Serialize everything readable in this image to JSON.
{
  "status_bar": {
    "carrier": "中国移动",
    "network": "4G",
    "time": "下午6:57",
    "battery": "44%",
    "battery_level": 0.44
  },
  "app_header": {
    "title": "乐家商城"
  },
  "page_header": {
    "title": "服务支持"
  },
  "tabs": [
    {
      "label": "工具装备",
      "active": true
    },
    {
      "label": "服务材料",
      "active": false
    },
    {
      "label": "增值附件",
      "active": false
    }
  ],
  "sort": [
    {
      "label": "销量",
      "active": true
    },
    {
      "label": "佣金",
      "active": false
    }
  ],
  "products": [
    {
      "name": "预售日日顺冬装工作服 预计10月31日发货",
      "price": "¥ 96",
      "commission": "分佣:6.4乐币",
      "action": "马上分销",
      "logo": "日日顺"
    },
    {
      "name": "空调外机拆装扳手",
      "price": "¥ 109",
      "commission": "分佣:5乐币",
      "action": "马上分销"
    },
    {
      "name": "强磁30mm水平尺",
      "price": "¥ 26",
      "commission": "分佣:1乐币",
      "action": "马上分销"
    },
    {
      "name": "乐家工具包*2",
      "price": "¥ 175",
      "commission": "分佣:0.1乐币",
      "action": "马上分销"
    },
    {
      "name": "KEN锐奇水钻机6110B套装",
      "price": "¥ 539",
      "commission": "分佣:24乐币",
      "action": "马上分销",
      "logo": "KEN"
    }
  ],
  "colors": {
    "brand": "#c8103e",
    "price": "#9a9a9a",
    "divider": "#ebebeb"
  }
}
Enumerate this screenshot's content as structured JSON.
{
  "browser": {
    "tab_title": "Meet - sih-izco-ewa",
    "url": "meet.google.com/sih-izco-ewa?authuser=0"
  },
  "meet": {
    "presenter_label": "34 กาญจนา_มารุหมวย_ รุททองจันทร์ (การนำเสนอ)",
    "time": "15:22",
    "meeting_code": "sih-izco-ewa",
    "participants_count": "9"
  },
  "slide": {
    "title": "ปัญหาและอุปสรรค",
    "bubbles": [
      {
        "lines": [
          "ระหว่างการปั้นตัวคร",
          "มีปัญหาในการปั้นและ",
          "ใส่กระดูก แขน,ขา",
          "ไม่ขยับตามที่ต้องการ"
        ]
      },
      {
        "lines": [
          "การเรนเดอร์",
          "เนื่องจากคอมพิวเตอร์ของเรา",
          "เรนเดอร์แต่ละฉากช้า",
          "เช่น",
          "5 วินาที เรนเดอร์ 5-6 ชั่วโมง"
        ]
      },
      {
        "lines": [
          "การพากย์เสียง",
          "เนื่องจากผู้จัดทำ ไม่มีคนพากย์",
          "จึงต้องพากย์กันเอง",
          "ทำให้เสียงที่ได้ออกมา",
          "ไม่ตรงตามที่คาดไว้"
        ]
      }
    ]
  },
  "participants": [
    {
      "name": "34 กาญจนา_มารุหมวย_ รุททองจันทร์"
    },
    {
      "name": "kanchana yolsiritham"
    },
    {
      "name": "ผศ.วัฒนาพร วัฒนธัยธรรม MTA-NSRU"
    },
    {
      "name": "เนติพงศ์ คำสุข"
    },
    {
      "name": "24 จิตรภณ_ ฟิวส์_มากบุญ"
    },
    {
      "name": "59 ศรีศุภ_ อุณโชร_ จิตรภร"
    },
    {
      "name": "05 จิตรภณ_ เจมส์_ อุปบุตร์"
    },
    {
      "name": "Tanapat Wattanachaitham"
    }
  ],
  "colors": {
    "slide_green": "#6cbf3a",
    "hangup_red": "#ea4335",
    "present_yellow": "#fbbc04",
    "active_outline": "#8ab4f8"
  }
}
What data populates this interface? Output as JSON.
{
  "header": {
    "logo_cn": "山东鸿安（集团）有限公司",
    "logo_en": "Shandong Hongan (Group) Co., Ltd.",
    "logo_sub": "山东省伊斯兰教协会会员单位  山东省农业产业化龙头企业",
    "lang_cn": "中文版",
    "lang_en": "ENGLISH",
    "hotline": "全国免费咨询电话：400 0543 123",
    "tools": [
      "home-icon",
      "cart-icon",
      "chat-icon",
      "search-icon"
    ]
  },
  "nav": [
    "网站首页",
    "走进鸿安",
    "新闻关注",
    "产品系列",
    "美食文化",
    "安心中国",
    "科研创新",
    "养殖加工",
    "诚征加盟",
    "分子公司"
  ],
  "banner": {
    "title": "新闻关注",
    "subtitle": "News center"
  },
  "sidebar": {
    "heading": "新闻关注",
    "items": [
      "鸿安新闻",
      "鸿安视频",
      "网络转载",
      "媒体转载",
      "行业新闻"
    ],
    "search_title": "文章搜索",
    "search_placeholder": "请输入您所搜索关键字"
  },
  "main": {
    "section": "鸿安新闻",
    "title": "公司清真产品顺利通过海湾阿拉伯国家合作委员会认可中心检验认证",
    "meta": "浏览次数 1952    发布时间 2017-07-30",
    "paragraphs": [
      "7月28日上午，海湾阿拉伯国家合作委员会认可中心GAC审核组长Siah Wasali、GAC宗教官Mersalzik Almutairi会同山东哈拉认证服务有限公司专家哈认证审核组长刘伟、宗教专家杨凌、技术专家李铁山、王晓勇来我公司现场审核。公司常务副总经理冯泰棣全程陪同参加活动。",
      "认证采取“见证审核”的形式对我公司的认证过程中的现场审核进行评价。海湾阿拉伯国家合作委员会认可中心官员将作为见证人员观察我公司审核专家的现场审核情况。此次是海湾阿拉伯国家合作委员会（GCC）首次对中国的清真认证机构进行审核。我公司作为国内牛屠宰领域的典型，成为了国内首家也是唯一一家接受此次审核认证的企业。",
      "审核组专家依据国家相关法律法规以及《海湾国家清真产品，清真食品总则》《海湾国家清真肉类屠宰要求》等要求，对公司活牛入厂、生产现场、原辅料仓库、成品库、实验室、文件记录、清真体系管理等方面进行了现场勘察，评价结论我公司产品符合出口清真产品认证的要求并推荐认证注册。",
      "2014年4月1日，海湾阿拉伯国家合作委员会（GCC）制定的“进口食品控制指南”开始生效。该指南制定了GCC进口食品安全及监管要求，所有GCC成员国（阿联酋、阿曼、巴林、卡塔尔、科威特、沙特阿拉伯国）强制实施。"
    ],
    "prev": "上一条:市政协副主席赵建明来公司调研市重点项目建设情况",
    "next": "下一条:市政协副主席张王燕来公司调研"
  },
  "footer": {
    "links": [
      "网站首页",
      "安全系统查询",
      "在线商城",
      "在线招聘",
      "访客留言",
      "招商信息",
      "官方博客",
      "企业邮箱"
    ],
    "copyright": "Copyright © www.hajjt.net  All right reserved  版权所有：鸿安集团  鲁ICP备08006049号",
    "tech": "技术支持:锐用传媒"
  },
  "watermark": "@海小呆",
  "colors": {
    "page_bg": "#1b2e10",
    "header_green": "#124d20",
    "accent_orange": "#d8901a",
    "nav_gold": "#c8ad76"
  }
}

[Stated problem]
Pull out each line of the entries that contains "JSON".

[Output below]
Serialize everything readable in this image to JSON.
Enumerate this screenshot's content as structured JSON.
What data populates this interface? Output as JSON.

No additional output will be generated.